● Exercise goal: Check every line below, and copy those that include "Sydamerika".

● Transcribed document page entries:
========
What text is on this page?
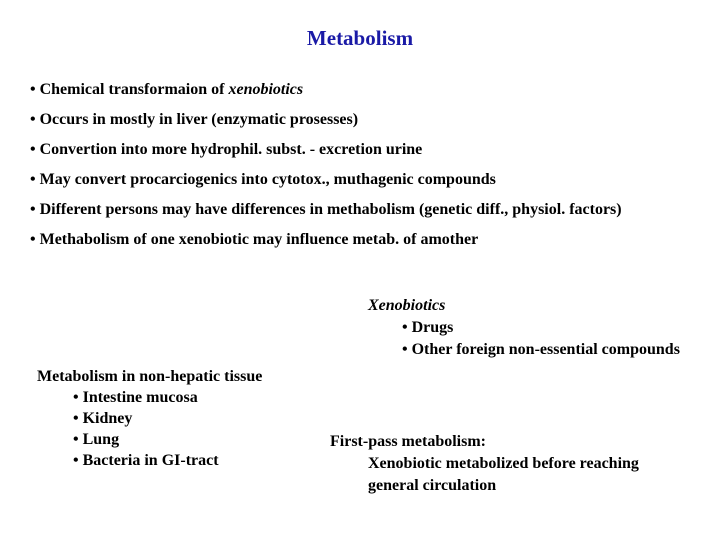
Metabolism
• Chemical transformaion of xenobiotics
• Occurs in mostly in liver (enzymatic prosesses)
• Convertion into more hydrophil. subst. - excretion urine
• May convert procarciogenics into cytotox., muthagenic compounds
• Different persons may have differences in methabolism (genetic diff., physiol. factors)
• Methabolism of one xenobiotic may influence metab. of amother
Xenobiotics
• Drugs
• Other foreign non-essential compounds
Metabolism in non-hepatic tissue
• Intestine mucosa
• Kidney
• Lung
• Bacteria in GI-tract
First-pass metabolism:
Xenobiotic metabolized before reaching
general circulation
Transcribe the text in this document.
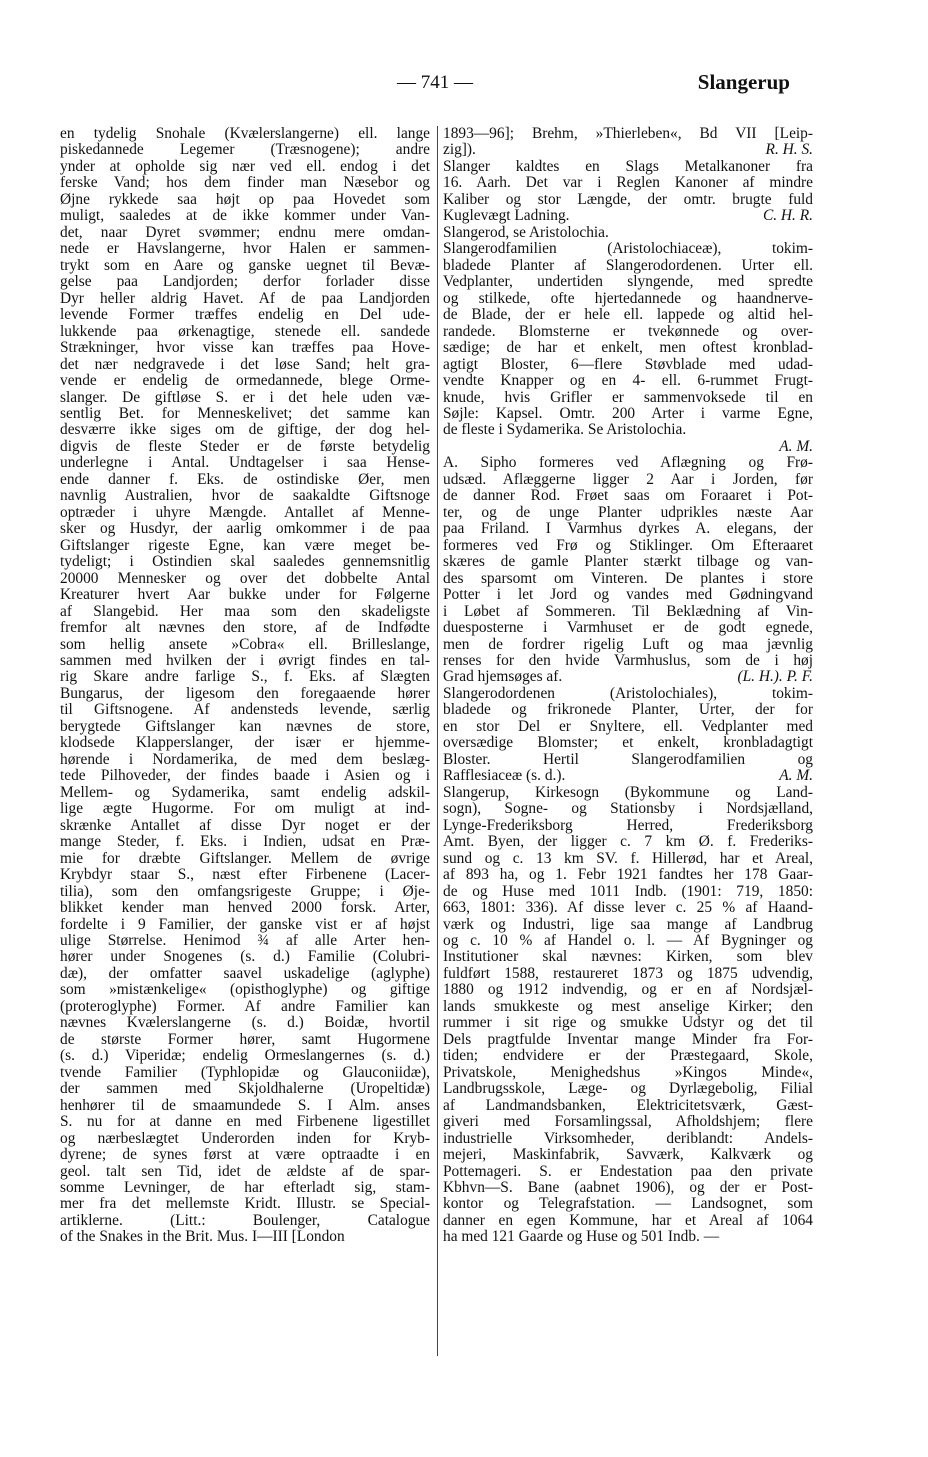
— 741 —	Slangerup
en tydelig Snohale (Kvælerslangerne) ell. lange
piskedannede Legemer (Træsnogene); andre
ynder at opholde sig nær ved ell. endog i det
ferske Vand; hos dem finder man Næsebor og
Øjne rykkede saa højt op paa Hovedet som
muligt, saaledes at de ikke kommer under Van-
det, naar Dyret svømmer; endnu mere omdan-
nede er Havslangerne, hvor Halen er sammen-
trykt som en Aare og ganske uegnet til Bevæ-
gelse paa Landjorden; derfor forlader disse
Dyr heller aldrig Havet. Af de paa Landjorden
levende Former træffes endelig en Del ude-
lukkende paa ørkenagtige, stenede ell. sandede
Strækninger, hvor visse kan træffes paa Hove-
det nær nedgravede i det løse Sand; helt gra-
vende er endelig de ormedannede, blege Orme-
slanger. De giftløse S. er i det hele uden væ-
sentlig Bet. for Menneskelivet; det samme kan
desværre ikke siges om de giftige, der dog hel-
digvis de fleste Steder er de første betydelig
underlegne i Antal. Undtagelser i saa Hense-
ende danner f. Eks. de ostindiske Øer, men
navnlig Australien, hvor de saakaldte Giftsnoge
optræder i uhyre Mængde. Antallet af Menne-
sker og Husdyr, der aarlig omkommer i de paa
Giftslanger rigeste Egne, kan være meget be-
tydeligt; i Ostindien skal saaledes gennemsnitlig
20000 Mennesker og over det dobbelte Antal
Kreaturer hvert Aar bukke under for Følgerne
af Slangebid. Her maa som den skadeligste
fremfor alt nævnes den store, af de Indfødte
som hellig ansete »Cobra« ell. Brilleslange,
sammen med hvilken der i øvrigt findes en tal-
rig Skare andre farlige S., f. Eks. af Slægten
Bungarus, der ligesom den foregaaende hører
til Giftsnogene. Af andensteds levende, særlig
berygtede Giftslanger kan nævnes de store,
klodsede Klapperslanger, der især er hjemme-
hørende i Nordamerika, de med dem beslæg-
tede Pilhoveder, der findes baade i Asien og i
Mellem- og Sydamerika, samt endelig adskil-
lige ægte Hugorme. For om muligt at ind-
skrænke Antallet af disse Dyr noget er der
mange Steder, f. Eks. i Indien, udsat en Præ-
mie for dræbte Giftslanger. Mellem de øvrige
Krybdyr staar S., næst efter Firbenene (Lacer-
tilia), som den omfangsrigeste Gruppe; i Øje-
blikket kender man henved 2000 forsk. Arter,
fordelte i 9 Familier, der ganske vist er af højst
ulige Størrelse. Henimod ¾ af alle Arter hen-
hører under Snogenes (s. d.) Familie (Colubri-
dæ), der omfatter saavel uskadelige (aglyphe)
som »mistænkelige« (opisthoglyphe) og giftige
(proteroglyphe) Former. Af andre Familier kan
nævnes Kvælerslangerne (s. d.) Boidæ, hvortil
de største Former hører, samt Hugormene
(s. d.) Viperidæ; endelig Ormeslangernes (s. d.)
tvende Familier (Typhlopidæ og Glauconiidæ),
der sammen med Skjoldhalerne (Uropeltidæ)
henhører til de smaamundede S. I Alm. anses
S. nu for at danne en med Firbenene ligestillet
og nærbeslægtet Underorden inden for Kryb-
dyrene; de synes først at være optraadte i en
geol. talt sen Tid, idet de ældste af de spar-
somme Levninger, de har efterladt sig, stam-
mer fra det mellemste Kridt. Illustr. se Special-
artiklerne. (Litt.: Boulenger, Catalogue
of the Snakes in the Brit. Mus. I—III [London
1893—96]; Brehm, »Thierleben«, Bd VII [Leip-
zig]).	R. H. S.
Slanger kaldtes en Slags Metalkanoner fra
16. Aarh. Det var i Reglen Kanoner af mindre
Kaliber og stor Længde, der omtr. brugte fuld
Kuglevægt Ladning.	C. H. R.
Slangerod, se Aristolochia.
Slangerodfamilien (Aristolochiaceæ), tokim-
bladede Planter af Slangerodordenen. Urter ell.
Vedplanter, undertiden slyngende, med spredte
og stilkede, ofte hjertedannede og haandnerve-
de Blade, der er hele ell. lappede og altid hel-
randede. Blomsterne er tvekønnede og over-
sædige; de har et enkelt, men oftest kronblad-
agtigt Bloster, 6—flere Støvblade med udad-
vendte Knapper og en 4- ell. 6-rummet Frugt-
knude, hvis Grifler er sammenvoksede til en
Søjle: Kapsel. Omtr. 200 Arter i varme Egne,
de fleste i Sydamerika. Se Aristolochia.
A. M.
A. Sipho formeres ved Aflægning og Frø-
udsæd. Aflæggerne ligger 2 Aar i Jorden, før
de danner Rod. Frøet saas om Foraaret i Pot-
ter, og de unge Planter udprikles næste Aar
paa Friland. I Varmhus dyrkes A. elegans, der
formeres ved Frø og Stiklinger. Om Efteraaret
skæres de gamle Planter stærkt tilbage og van-
des sparsomt om Vinteren. De plantes i store
Potter i let Jord og vandes med Gødningvand
i Løbet af Sommeren. Til Beklædning af Vin-
duesposterne i Varmhuset er de godt egnede,
men de fordrer rigelig Luft og maa jævnlig
renses for den hvide Varmhuslus, som de i høj
Grad hjemsøges af.	(L. H.). P. F.
Slangerodordenen (Aristolochiales), tokim-
bladede og frikronede Planter, Urter, der for
en stor Del er Snyltere, ell. Vedplanter med
oversædige Blomster; et enkelt, kronbladagtigt
Bloster. Hertil Slangerodfamilien og
Rafflesiaceæ (s. d.).	A. M.
Slangerup, Kirkesogn (Bykommune og Land-
sogn), Sogne- og Stationsby i Nordsjælland,
Lynge-Frederiksborg Herred, Frederiksborg
Amt. Byen, der ligger c. 7 km Ø. f. Frederiks-
sund og c. 13 km SV. f. Hillerød, har et Areal,
af 893 ha, og 1. Febr 1921 fandtes her 178 Gaar-
de og Huse med 1011 Indb. (1901: 719, 1850:
663, 1801: 336). Af disse lever c. 25 % af Haand-
værk og Industri, lige saa mange af Landbrug
og c. 10 % af Handel o. l. — Af Bygninger og
Institutioner skal nævnes: Kirken, som blev
fuldført 1588, restaureret 1873 og 1875 udvendig,
1880 og 1912 indvendig, og er en af Nordsjæl-
lands smukkeste og mest anselige Kirker; den
rummer i sit rige og smukke Udstyr og det til
Dels pragtfulde Inventar mange Minder fra For-
tiden; endvidere er der Præstegaard, Skole,
Privatskole, Menighedshus »Kingos Minde«,
Landbrugsskole, Læge- og Dyrlægebolig, Filial
af Landmandsbanken, Elektricitetsværk, Gæst-
giveri med Forsamlingssal, Afholdshjem; flere
industrielle Virksomheder, deriblandt: Andels-
mejeri, Maskinfabrik, Savværk, Kalkværk og
Pottemageri. S. er Endestation paa den private
Kbhvn—S. Bane (aabnet 1906), og der er Post-
kontor og Telegrafstation. — Landsognet, som
danner en egen Kommune, har et Areal af 1064
ha med 121 Gaarde og Huse og 501 Indb. —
========
● Task response:
Mellem- og Sydamerika, samt endelig adskil-
de fleste i Sydamerika. Se Aristolochia.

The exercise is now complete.